--- What is required ---
Select from the data all lines with the word "무료배송".

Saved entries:
┌──

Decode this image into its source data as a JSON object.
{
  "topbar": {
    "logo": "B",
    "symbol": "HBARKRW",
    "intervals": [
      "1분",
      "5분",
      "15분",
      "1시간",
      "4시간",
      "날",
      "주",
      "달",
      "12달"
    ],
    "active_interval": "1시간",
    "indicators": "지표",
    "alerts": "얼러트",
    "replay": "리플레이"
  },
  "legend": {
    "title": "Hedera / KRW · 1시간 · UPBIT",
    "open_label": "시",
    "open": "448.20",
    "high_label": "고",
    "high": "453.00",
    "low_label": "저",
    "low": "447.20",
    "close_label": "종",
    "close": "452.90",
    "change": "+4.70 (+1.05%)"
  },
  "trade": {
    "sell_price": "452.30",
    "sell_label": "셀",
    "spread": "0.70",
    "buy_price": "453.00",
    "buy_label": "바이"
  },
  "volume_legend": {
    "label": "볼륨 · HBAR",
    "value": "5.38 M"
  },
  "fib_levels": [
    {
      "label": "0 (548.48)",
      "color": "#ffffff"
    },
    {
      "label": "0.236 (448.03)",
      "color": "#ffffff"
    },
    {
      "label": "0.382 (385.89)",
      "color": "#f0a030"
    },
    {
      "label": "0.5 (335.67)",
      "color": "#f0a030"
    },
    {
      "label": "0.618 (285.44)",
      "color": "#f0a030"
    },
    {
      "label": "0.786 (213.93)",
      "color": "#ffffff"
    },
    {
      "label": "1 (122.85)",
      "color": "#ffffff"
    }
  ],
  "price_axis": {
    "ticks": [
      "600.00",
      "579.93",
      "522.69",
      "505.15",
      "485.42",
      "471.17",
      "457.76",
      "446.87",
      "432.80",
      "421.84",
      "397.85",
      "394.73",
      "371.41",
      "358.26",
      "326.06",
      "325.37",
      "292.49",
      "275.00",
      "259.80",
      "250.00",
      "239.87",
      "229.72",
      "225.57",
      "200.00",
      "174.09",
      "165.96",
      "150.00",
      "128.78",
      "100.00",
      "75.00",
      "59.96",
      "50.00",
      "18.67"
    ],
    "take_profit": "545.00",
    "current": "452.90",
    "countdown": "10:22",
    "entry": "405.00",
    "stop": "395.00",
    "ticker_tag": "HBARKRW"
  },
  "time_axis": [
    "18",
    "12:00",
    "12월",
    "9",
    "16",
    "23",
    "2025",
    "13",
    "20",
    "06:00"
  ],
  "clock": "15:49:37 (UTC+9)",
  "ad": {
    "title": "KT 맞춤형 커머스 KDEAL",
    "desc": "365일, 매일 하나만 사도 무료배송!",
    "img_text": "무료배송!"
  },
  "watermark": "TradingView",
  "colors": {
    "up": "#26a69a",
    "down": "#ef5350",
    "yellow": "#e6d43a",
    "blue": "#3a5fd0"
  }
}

└──

--- Exercise answer ---
    "desc": "365일, 매일 하나만 사도 무료배송!",
    "img_text": "무료배송!"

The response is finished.